Instruction ▸ Which lines hold the word "source"? Copy each of them.
● ● ● ●
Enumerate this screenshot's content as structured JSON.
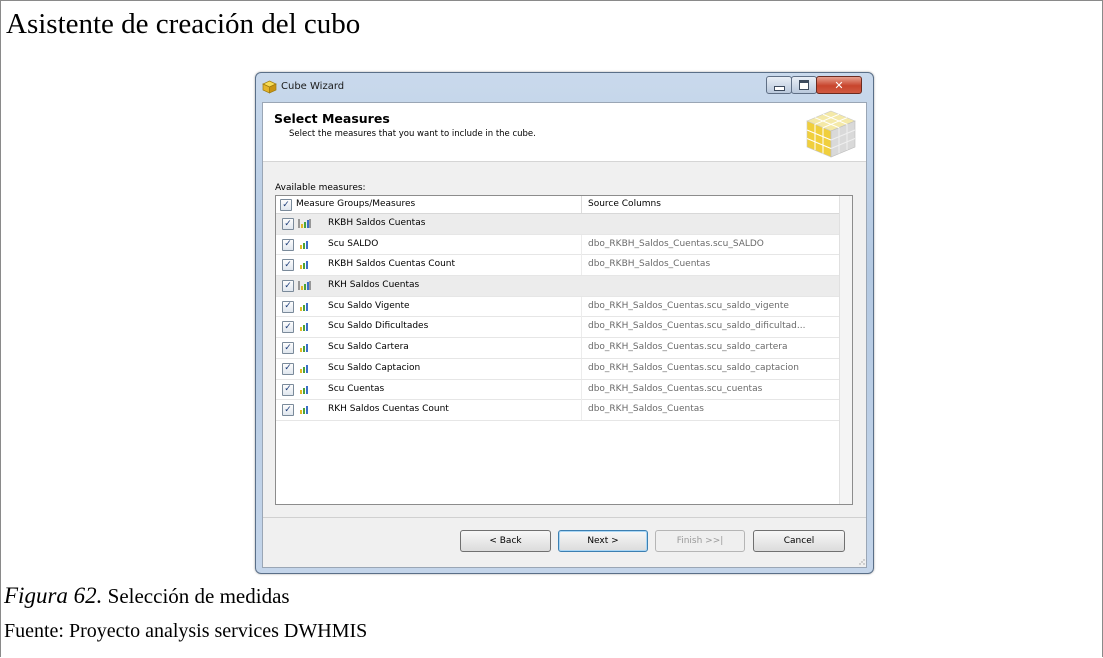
{
  "document": {
    "title": "Asistente de creación del cubo",
    "caption_label": "Figura 62.",
    "caption_text": " Selección de medidas",
    "source": "Fuente: Proyecto analysis services DWHMIS"
  },
  "window": {
    "title": "Cube Wizard",
    "icon": "cube-icon",
    "controls": [
      "minimize-icon",
      "maximize-icon",
      "close-icon"
    ]
  },
  "wizard": {
    "heading": "Select Measures",
    "subheading": "Select the measures that you want to include in the cube.",
    "available_label": "Available measures:",
    "columns": {
      "measures": "Measure Groups/Measures",
      "source": "Source Columns"
    },
    "header_checked": true,
    "rows": [
      {
        "name": "RKBH Saldos Cuentas",
        "source": "",
        "group": true,
        "checked": true
      },
      {
        "name": "Scu SALDO",
        "source": "dbo_RKBH_Saldos_Cuentas.scu_SALDO",
        "group": false,
        "checked": true
      },
      {
        "name": "RKBH Saldos Cuentas Count",
        "source": "dbo_RKBH_Saldos_Cuentas",
        "group": false,
        "checked": true
      },
      {
        "name": "RKH Saldos Cuentas",
        "source": "",
        "group": true,
        "checked": true
      },
      {
        "name": "Scu Saldo Vigente",
        "source": "dbo_RKH_Saldos_Cuentas.scu_saldo_vigente",
        "group": false,
        "checked": true
      },
      {
        "name": "Scu Saldo Dificultades",
        "source": "dbo_RKH_Saldos_Cuentas.scu_saldo_dificultad...",
        "group": false,
        "checked": true
      },
      {
        "name": "Scu Saldo Cartera",
        "source": "dbo_RKH_Saldos_Cuentas.scu_saldo_cartera",
        "group": false,
        "checked": true
      },
      {
        "name": "Scu Saldo Captacion",
        "source": "dbo_RKH_Saldos_Cuentas.scu_saldo_captacion",
        "group": false,
        "checked": true
      },
      {
        "name": "Scu Cuentas",
        "source": "dbo_RKH_Saldos_Cuentas.scu_cuentas",
        "group": false,
        "checked": true
      },
      {
        "name": "RKH Saldos Cuentas Count",
        "source": "dbo_RKH_Saldos_Cuentas",
        "group": false,
        "checked": true
      }
    ],
    "buttons": {
      "back": "< Back",
      "next": "Next >",
      "finish": "Finish >>|",
      "cancel": "Cancel"
    }
  },
  "colors": {
    "titlebar": "#c4d5ea",
    "close_button": "#c8452d",
    "bar_yellow": "#e2b825",
    "bar_green": "#4aa33a",
    "bar_blue": "#3a6fc7"
  }
}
● ● ● ●
Complete output ▸
    "source": "Fuente: Proyecto analysis services DWHMIS"
      "source": "Source Columns"
        "source": "",
        "source": "dbo_RKBH_Saldos_Cuentas.scu_SALDO",
        "source": "dbo_RKBH_Saldos_Cuentas",
        "source": "",
        "source": "dbo_RKH_Saldos_Cuentas.scu_saldo_vigente",
        "source": "dbo_RKH_Saldos_Cuentas.scu_saldo_dificultad...",
        "source": "dbo_RKH_Saldos_Cuentas.scu_saldo_cartera",
        "source": "dbo_RKH_Saldos_Cuentas.scu_saldo_captacion",
        "source": "dbo_RKH_Saldos_Cuentas.scu_cuentas",
        "source": "dbo_RKH_Saldos_Cuentas",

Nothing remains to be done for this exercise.